(Dataset entries)
•••
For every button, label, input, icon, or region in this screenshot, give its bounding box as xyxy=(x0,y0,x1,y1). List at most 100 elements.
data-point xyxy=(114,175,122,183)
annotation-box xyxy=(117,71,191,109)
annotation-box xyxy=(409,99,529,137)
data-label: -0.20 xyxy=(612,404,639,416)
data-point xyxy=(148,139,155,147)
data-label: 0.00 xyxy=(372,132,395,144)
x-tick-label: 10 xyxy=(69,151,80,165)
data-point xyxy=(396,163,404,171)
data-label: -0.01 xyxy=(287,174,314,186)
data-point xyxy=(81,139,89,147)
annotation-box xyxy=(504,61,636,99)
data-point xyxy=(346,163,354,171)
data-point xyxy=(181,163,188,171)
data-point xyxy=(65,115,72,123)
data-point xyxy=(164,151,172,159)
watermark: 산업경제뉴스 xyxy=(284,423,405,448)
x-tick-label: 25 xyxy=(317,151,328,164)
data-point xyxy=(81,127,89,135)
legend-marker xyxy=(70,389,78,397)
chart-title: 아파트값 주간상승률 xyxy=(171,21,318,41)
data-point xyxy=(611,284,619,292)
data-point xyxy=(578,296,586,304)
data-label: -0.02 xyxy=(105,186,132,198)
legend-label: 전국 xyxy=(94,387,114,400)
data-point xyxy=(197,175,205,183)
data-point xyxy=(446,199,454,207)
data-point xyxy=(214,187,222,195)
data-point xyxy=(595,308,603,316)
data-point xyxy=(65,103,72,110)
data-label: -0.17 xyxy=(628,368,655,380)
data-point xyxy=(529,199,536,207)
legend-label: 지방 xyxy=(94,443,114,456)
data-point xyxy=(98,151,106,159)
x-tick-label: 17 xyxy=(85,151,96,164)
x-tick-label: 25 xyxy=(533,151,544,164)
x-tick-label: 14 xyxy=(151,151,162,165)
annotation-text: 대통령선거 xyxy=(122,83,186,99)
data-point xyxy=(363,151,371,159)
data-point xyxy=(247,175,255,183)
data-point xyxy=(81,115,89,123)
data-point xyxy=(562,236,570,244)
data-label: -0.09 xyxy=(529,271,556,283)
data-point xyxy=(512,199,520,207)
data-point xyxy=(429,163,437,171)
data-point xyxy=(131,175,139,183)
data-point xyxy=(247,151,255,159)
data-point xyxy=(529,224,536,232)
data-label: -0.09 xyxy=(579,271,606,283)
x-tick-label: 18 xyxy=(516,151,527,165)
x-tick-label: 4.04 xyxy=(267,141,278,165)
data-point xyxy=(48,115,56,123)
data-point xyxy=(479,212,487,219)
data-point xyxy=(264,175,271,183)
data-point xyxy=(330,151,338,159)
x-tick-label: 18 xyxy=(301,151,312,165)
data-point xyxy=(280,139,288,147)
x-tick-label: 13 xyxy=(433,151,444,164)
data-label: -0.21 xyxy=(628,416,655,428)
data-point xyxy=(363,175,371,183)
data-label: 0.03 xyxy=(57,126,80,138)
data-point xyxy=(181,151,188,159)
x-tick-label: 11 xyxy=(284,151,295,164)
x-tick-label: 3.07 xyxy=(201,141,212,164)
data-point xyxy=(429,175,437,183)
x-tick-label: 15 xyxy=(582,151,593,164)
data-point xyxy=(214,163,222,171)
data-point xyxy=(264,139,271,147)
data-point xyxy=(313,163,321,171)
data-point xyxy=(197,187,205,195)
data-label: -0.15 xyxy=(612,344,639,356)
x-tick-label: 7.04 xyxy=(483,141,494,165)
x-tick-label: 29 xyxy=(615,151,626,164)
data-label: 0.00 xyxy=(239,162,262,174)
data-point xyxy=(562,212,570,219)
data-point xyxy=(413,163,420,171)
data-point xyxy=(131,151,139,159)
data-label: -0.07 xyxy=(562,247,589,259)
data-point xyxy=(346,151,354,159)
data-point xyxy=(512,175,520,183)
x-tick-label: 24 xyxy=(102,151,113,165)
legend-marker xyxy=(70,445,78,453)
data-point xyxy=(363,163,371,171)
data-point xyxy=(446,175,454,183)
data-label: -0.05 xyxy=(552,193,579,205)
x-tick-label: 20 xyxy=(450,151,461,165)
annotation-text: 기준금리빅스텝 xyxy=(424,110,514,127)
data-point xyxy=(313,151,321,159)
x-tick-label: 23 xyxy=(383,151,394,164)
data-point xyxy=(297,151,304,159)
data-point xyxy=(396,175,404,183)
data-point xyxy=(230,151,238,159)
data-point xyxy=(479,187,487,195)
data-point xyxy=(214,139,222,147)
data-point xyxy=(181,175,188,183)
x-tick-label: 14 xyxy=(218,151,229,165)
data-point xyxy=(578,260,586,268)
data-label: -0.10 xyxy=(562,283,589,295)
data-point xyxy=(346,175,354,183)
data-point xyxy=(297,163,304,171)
•••
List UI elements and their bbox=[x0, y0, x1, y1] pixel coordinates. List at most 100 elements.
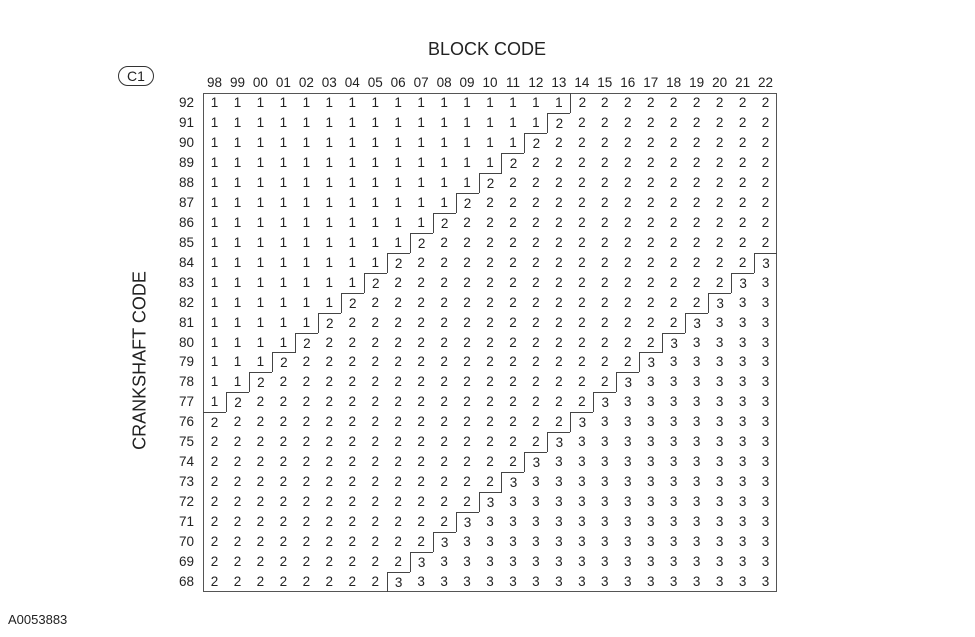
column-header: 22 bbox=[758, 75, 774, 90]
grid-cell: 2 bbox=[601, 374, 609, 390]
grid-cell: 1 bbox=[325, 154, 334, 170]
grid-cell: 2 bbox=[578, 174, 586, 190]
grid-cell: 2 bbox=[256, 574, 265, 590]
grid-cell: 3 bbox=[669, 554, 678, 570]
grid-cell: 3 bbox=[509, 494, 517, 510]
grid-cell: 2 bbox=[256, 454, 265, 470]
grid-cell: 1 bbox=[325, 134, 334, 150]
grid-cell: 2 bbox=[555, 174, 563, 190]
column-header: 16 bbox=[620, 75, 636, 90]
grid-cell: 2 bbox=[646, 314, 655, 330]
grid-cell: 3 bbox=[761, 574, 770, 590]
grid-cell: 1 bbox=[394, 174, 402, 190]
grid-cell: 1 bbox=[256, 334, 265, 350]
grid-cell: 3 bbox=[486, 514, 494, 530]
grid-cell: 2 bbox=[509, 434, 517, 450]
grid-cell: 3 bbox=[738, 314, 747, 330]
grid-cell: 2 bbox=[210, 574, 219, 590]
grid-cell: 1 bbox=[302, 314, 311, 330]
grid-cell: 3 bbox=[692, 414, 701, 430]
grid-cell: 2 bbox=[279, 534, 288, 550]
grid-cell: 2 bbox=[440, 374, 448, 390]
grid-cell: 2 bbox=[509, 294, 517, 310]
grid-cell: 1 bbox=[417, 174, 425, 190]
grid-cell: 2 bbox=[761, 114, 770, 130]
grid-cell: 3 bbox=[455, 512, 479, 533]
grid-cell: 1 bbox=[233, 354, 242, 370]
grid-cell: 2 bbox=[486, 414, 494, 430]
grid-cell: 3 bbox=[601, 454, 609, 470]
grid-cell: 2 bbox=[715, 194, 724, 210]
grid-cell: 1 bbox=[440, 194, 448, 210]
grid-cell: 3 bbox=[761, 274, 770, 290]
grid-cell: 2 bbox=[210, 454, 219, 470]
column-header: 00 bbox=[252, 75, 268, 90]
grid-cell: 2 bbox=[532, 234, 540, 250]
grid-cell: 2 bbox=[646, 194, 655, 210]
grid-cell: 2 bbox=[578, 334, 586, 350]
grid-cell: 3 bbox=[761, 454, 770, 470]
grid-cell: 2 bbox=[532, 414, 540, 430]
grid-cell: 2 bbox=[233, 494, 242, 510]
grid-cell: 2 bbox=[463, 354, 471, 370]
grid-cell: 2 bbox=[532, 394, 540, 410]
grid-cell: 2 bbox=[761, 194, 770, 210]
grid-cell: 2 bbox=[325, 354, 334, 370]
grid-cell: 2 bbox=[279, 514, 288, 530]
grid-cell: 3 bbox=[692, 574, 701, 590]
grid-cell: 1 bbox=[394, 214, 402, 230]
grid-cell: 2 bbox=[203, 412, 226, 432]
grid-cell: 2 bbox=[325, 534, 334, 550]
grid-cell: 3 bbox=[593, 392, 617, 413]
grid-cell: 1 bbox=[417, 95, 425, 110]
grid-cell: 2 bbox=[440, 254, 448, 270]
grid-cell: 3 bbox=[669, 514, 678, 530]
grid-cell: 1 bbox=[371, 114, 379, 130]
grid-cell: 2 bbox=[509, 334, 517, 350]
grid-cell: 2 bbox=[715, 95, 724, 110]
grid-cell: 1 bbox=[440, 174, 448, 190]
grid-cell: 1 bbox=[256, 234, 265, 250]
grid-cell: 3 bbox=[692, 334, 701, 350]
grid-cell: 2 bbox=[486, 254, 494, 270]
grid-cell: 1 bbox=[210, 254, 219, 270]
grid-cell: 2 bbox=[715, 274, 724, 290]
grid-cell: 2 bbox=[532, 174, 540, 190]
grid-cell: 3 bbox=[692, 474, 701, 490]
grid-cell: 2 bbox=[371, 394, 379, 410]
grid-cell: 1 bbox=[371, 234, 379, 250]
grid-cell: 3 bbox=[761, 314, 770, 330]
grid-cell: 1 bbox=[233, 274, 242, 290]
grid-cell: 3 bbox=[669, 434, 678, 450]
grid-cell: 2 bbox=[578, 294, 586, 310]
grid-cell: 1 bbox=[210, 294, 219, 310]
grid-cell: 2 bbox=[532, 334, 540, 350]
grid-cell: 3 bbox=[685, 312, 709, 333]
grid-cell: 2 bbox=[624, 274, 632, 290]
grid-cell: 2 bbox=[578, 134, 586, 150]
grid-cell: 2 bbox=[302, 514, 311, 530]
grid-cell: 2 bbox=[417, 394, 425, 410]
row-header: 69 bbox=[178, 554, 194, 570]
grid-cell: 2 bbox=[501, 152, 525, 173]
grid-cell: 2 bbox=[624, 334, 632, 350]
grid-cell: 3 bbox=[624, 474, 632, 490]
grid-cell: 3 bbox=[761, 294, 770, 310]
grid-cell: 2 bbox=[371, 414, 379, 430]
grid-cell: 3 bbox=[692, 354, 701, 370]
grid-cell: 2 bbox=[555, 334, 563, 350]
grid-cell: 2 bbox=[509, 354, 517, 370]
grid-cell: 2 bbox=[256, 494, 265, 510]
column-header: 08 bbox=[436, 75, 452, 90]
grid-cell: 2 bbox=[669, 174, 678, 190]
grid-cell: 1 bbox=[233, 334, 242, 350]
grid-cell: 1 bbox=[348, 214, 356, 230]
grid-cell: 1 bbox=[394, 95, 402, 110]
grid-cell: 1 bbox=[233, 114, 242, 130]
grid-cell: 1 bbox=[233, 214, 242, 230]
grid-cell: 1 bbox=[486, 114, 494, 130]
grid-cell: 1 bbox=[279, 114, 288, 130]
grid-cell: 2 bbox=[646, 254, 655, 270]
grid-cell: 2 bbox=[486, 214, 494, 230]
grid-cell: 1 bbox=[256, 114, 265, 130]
•••
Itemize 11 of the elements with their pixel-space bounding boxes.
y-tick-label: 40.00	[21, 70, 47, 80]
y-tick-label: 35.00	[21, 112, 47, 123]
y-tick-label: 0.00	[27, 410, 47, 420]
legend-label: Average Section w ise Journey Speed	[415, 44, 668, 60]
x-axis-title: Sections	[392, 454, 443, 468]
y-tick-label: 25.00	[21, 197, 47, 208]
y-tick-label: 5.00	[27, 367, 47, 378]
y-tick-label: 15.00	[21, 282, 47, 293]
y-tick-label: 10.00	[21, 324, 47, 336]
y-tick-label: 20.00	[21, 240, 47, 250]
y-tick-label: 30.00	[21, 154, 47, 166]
•••
__Goal of the exercise__:
Please output the rows from the line containing "column-header: 22 bbox=[758, 75, 774, 90]" through the line containing "grid-cell: 2 bbox=[532, 234, 540, 250]", both included, as a numbered list with blank lines omitted.

__Answer to the exercise__:
1. column-header: 22 bbox=[758, 75, 774, 90]
2. grid-cell: 2 bbox=[601, 374, 609, 390]
3. grid-cell: 1 bbox=[325, 154, 334, 170]
4. grid-cell: 2 bbox=[578, 174, 586, 190]
5. grid-cell: 2 bbox=[256, 574, 265, 590]
6. grid-cell: 3 bbox=[669, 554, 678, 570]
7. grid-cell: 3 bbox=[509, 494, 517, 510]
8. grid-cell: 2 bbox=[256, 454, 265, 470]
9. grid-cell: 1 bbox=[325, 134, 334, 150]
10. grid-cell: 2 bbox=[555, 174, 563, 190]
11. column-header: 16 bbox=[620, 75, 636, 90]
12. grid-cell: 2 bbox=[646, 314, 655, 330]
13. grid-cell: 3 bbox=[761, 574, 770, 590]
14. grid-cell: 1 bbox=[394, 174, 402, 190]
15. grid-cell: 1 bbox=[256, 334, 265, 350]
16. grid-cell: 3 bbox=[486, 514, 494, 530]
17. grid-cell: 2 bbox=[509, 434, 517, 450]
18. grid-cell: 3 bbox=[738, 314, 747, 330]
19. grid-cell: 2 bbox=[210, 574, 219, 590]
20. grid-cell: 1 bbox=[302, 314, 311, 330]
21. grid-cell: 3 bbox=[692, 414, 701, 430]
22. grid-cell: 2 bbox=[279, 534, 288, 550]
23. grid-cell: 2 bbox=[440, 374, 448, 390]
24. grid-cell: 2 bbox=[509, 294, 517, 310]
25. grid-cell: 1 bbox=[417, 174, 425, 190]
26. grid-cell: 2 bbox=[761, 114, 770, 130]
27. grid-cell: 3 bbox=[455, 512, 479, 533]
28. grid-cell: 1 bbox=[233, 354, 242, 370]
29. grid-cell: 2 bbox=[486, 414, 494, 430]
30. grid-cell: 3 bbox=[601, 454, 609, 470]
31. grid-cell: 2 bbox=[715, 194, 724, 210]
32. grid-cell: 1 bbox=[440, 194, 448, 210]
33. grid-cell: 3 bbox=[761, 274, 770, 290]
34. grid-cell: 2 bbox=[210, 454, 219, 470]
35. column-header: 00 bbox=[252, 75, 268, 90]
36. grid-cell: 2 bbox=[532, 234, 540, 250]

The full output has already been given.